**Set task**. Return the listing below verbatim. Pictures do not belong in the copy.

---------- Material ----------

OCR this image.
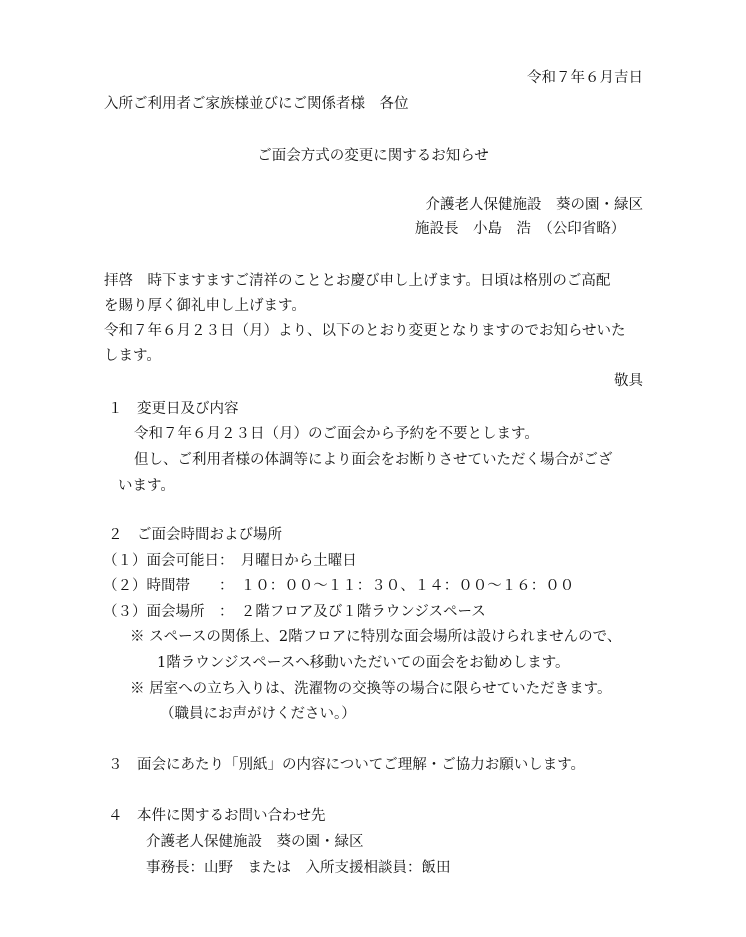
令和７年６月吉日
入所ご利用者ご家族様並びにご関係者様　各位
ご面会方式の変更に関するお知らせ
介護老人保健施設　葵の園・緑区
施設長　小島　浩　（公印省略）
拝啓　時下ますますご清祥のこととお慶び申し上げます。日頃は格別のご高配
を賜り厚く御礼申し上げます。
令和７年６月２３日（月）より、以下のとおり変更となりますのでお知らせいた
します。
敬具
１　変更日及び内容
令和７年６月２３日（月）のご面会から予約を不要とします。
但し、ご利用者様の体調等により面会をお断りさせていただく場合がござ
います。
２　ご面会時間および場所
（１）面会可能日：　月曜日から土曜日
（２）時間帯　　：　１０：００～１１：３０、１４：００～１６：００
（３）面会場所　：　２階フロア及び１階ラウンジスペース
※ スペースの関係上、2階フロアに特別な面会場所は設けられませんので、
1階ラウンジスペースへ移動いただいての面会をお勧めします。
※ 居室への立ち入りは、洗濯物の交換等の場合に限らせていただきます。
（職員にお声がけください。）
３　面会にあたり「別紙」の内容についてご理解・ご協力お願いします。
４　本件に関するお問い合わせ先
介護老人保健施設　葵の園・緑区
事務長：山野　または　入所支援相談員：飯田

----------

**Result of this task**.
OCR this image.
令和７年６月吉日
入所ご利用者ご家族様並びにご関係者様　各位
ご面会方式の変更に関するお知らせ
介護老人保健施設　葵の園・緑区
施設長　小島　浩　（公印省略）
拝啓　時下ますますご清祥のこととお慶び申し上げます。日頃は格別のご高配
を賜り厚く御礼申し上げます。
令和７年６月２３日（月）より、以下のとおり変更となりますのでお知らせいた
します。
敬具
１　変更日及び内容
令和７年６月２３日（月）のご面会から予約を不要とします。
但し、ご利用者様の体調等により面会をお断りさせていただく場合がござ
います。
２　ご面会時間および場所
（１）面会可能日：　月曜日から土曜日
（２）時間帯　　：　１０：００～１１：３０、１４：００～１６：００
（３）面会場所　：　２階フロア及び１階ラウンジスペース
※ スペースの関係上、2階フロアに特別な面会場所は設けられませんので、
1階ラウンジスペースへ移動いただいての面会をお勧めします。
※ 居室への立ち入りは、洗濯物の交換等の場合に限らせていただきます。
（職員にお声がけください。）
３　面会にあたり「別紙」の内容についてご理解・ご協力お願いします。
４　本件に関するお問い合わせ先
介護老人保健施設　葵の園・緑区
事務長：山野　または　入所支援相談員：飯田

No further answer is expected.